§ Instructions to follow
Read the material below. Count the lines containing "beim" and give that count alone.

§ Data lines
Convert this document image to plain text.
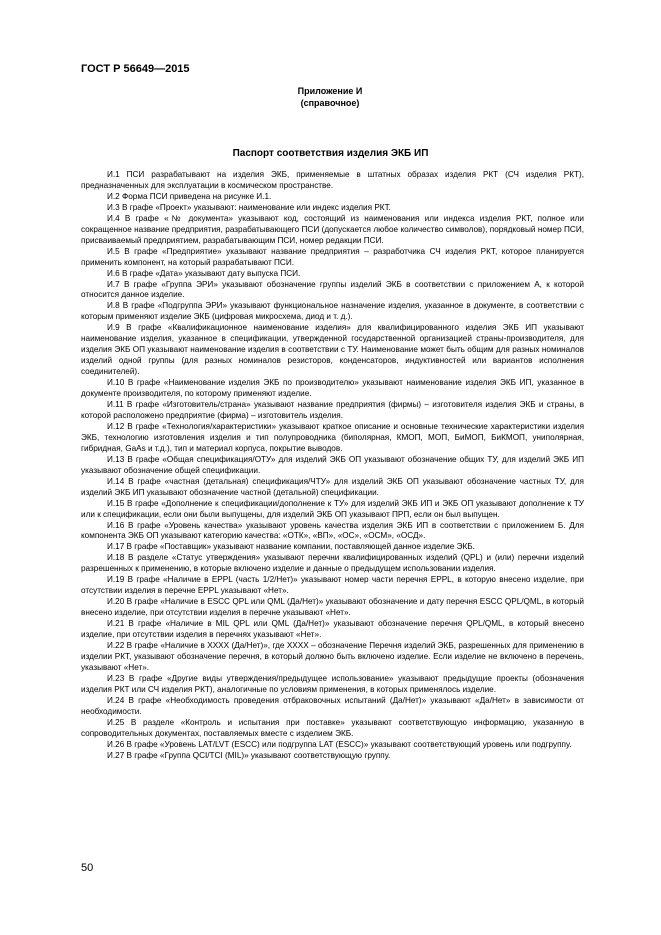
ГОСТ Р 56649—2015
Приложение И
(справочное)
Паспорт соответствия изделия ЭКБ ИП

И.1 ПСИ разрабатывают на изделия ЭКБ, применяемые в штатных образах изделия РКТ (СЧ изделия РКТ), предназначенных для эксплуатации в космическом пространстве.

И.2 Форма ПСИ приведена на рисунке И.1.

И.3 В графе «Проект» указывают: наименование или индекс изделия РКТ.

И.4 В графе «№ документа» указывают код, состоящий из наименования или индекса изделия РКТ, полное или сокращенное название предприятия, разрабатывающего ПСИ (допускается любое количество символов), порядковый номер ПСИ, присваиваемый предприятием, разрабатывающим ПСИ, номер редакции ПСИ.

И.5 В графе «Предприятие» указывают название предприятия – разработчика СЧ изделия РКТ, которое планируется применить компонент, на который разрабатывают ПСИ.

И.6 В графе «Дата» указывают дату выпуска ПСИ.

И.7 В графе «Группа ЭРИ» указывают обозначение группы изделий ЭКБ в соответствии с приложением А, к которой относится данное изделие.

И.8 В графе «Подгруппа ЭРИ» указывают функциональное назначение изделия, указанное в документе, в соответствии с которым применяют изделие ЭКБ (цифровая микросхема, диод и т. д.).

И.9 В графе «Квалификационное наименование изделия» для квалифицированного изделия ЭКБ ИП указывают наименование изделия, указанное в спецификации, утвержденной государственной организацией страны-производителя, для изделия ЭКБ ОП указывают наименование изделия в соответствии с ТУ. Наименование может быть общим для разных номиналов изделий одной группы (для разных номиналов резисторов, конденсаторов, индуктивностей или вариантов исполнения соединителей).

И.10 В графе «Наименование изделия ЭКБ по производителю» указывают наименование изделия ЭКБ ИП, указанное в документе производителя, по которому применяют изделие.

И.11 В графе «Изготовитель/страна» указывают название предприятия (фирмы) – изготовителя изделия ЭКБ и страны, в которой расположено предприятие (фирма) – изготовитель изделия.

И.12 В графе «Технология/характеристики» указывают краткое описание и основные технические характеристики изделия ЭКБ, технологию изготовления изделия и тип полупроводника (биполярная, КМОП, МОП, БиМОП, БиКМОП, униполярная, гибридная, GaAs и т.д.), тип и материал корпуса, покрытие выводов.

И.13 В графе «Общая спецификация/ОТУ» для изделий ЭКБ ОП указывают обозначение общих ТУ, для изделий ЭКБ ИП указывают обозначение общей спецификации.

И.14 В графе «частная (детальная) спецификация/ЧТУ» для изделий ЭКБ ОП указывают обозначение частных ТУ, для изделий ЭКБ ИП указывают обозначение частной (детальной) спецификации.

И.15 В графе «Дополнение к спецификации/дополнение к ТУ» для изделий ЭКБ ИП и ЭКБ ОП указывают дополнение к ТУ или к спецификации, если они были выпущены, для изделий ЭКБ ОП указывают ПРП, если он был выпущен.

И.16 В графе «Уровень качества» указывают уровень качества изделия ЭКБ ИП в соответствии с приложением Б. Для компонента ЭКБ ОП указывают категорию качества: «ОТК», «ВП», «ОС», «ОСМ», «ОСД».

И.17 В графе «Поставщик» указывают название компании, поставляющей данное изделие ЭКБ.

И.18 В разделе «Статус утверждения» указывают перечни квалифицированных изделий (QPL) и (или) перечни изделий разрешенных к применению, в которые включено изделие и данные о предыдущем использовании изделия.

И.19 В графе «Наличие в EPPL (часть 1/2/Нет)» указывают номер части перечня EPPL, в которую внесено изделие, при отсутствии изделия в перечне EPPL указывают «Нет».

И.20 В графе «Наличие в ESCC QPL или QML (Да/Нет)» указывают обозначение и дату перечня ESCC QPL/QML, в который внесено изделие, при отсутствии изделия в перечне указывают «Нет».

И.21 В графе «Наличие в MIL QPL или QML (Да/Нет)» указывают обозначение перечня QPL/QML, в который внесено изделие, при отсутствии изделия в перечнях указывают «Нет».

И.22 В графе «Наличие в ХХХХ (Да/Нет)», где ХХХХ – обозначение Перечня изделий ЭКБ, разрешенных для применению в изделии РКТ, указывают обозначение перечня, в который должно быть включено изделие. Если изделие не включено в перечень, указывают «Нет».

И.23 В графе «Другие виды утверждения/предыдущее использование» указывают предыдущие проекты (обозначения изделия РКТ или СЧ изделия РКТ), аналогичные по условиям применения, в которых применялось изделие.

И.24 В графе «Необходимость проведения отбраковочных испытаний (Да/Нет)» указывают «Да/Нет» в зависимости от необходимости.

И.25 В разделе «Контроль и испытания при поставке» указывают соответствующую информацию, указанную в сопроводительных документах, поставляемых вместе с изделием ЭКБ.

И.26 В графе «Уровень LAT/LVT (ESCC) или подгруппа LAT (ESCC)» указывают соответствующий уровень или подгруппу.

И.27 В графе «Группа QCI/TCI (MIL)» указывают соответствующую группу.

50
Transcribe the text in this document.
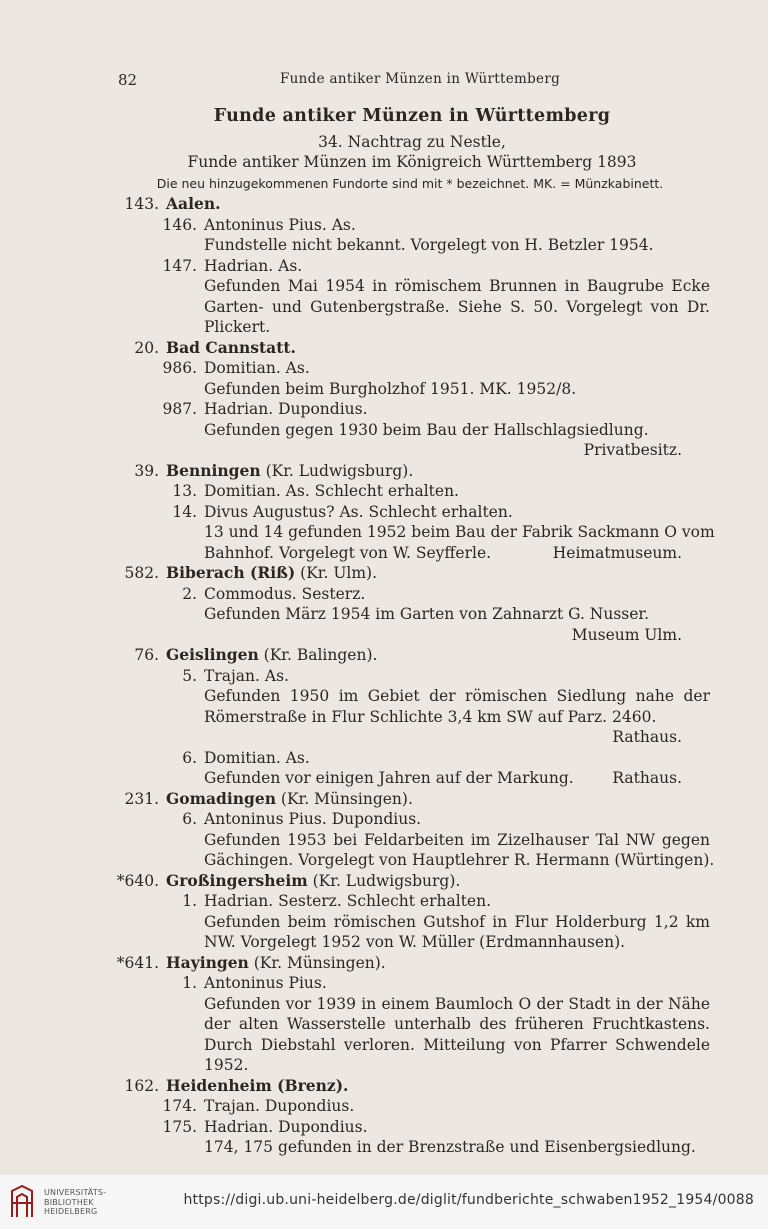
82	Funde antiker Münzen in Württemberg
Funde antiker Münzen in Württemberg
34. Nachtrag zu Nestle,
Funde antiker Münzen im Königreich Württemberg 1893
Die neu hinzugekommenen Fundorte sind mit * bezeichnet. MK. = Münzkabinett.
143. Aalen.
146. Antoninus Pius. As.
Fundstelle nicht bekannt. Vorgelegt von H. Betzler 1954.
147. Hadrian. As.
Gefunden Mai 1954 in römischem Brunnen in Baugrube Ecke
Garten- und Gutenbergstraße. Siehe S. 50. Vorgelegt von Dr.
Plickert.
20. Bad Cannstatt.
986. Domitian. As.
Gefunden beim Burgholzhof 1951. MK. 1952/8.
987. Hadrian. Dupondius.
Gefunden gegen 1930 beim Bau der Hallschlagsiedlung.
Privatbesitz.
39. Benningen (Kr. Ludwigsburg).
13. Domitian. As. Schlecht erhalten.
14. Divus Augustus? As. Schlecht erhalten.
13 und 14 gefunden 1952 beim Bau der Fabrik Sackmann O vom
Bahnhof. Vorgelegt von W. Seyfferle.	Heimatmuseum.
582. Biberach (Riß) (Kr. Ulm).
2. Commodus. Sesterz.
Gefunden März 1954 im Garten von Zahnarzt G. Nusser.
Museum Ulm.
76. Geislingen (Kr. Balingen).
5. Trajan. As.
Gefunden 1950 im Gebiet der römischen Siedlung nahe der
Römerstraße in Flur Schlichte 3,4 km SW auf Parz. 2460.
Rathaus.
6. Domitian. As.
Gefunden vor einigen Jahren auf der Markung. Rathaus.
231. Gomadingen (Kr. Münsingen).
6. Antoninus Pius. Dupondius.
Gefunden 1953 bei Feldarbeiten im Zizelhauser Tal NW gegen
Gächingen. Vorgelegt von Hauptlehrer R. Hermann (Würtingen).
*640. Großingersheim (Kr. Ludwigsburg).
1. Hadrian. Sesterz. Schlecht erhalten.
Gefunden beim römischen Gutshof in Flur Holderburg 1,2 km
NW. Vorgelegt 1952 von W. Müller (Erdmannhausen).
*641. Hayingen (Kr. Münsingen).
1. Antoninus Pius.
Gefunden vor 1939 in einem Baumloch O der Stadt in der Nähe
der alten Wasserstelle unterhalb des früheren Fruchtkastens.
Durch Diebstahl verloren. Mitteilung von Pfarrer Schwendele
1952.
162. Heidenheim (Brenz).
174. Trajan. Dupondius.
175. Hadrian. Dupondius.
174, 175 gefunden in der Brenzstraße und Eisenbergsiedlung.
UNIVERSITÄTS-
BIBLIOTHEK
HEIDELBERG
https://digi.ub.uni-heidelberg.de/diglit/fundberichte_schwaben1952_1954/0088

§ Task output
4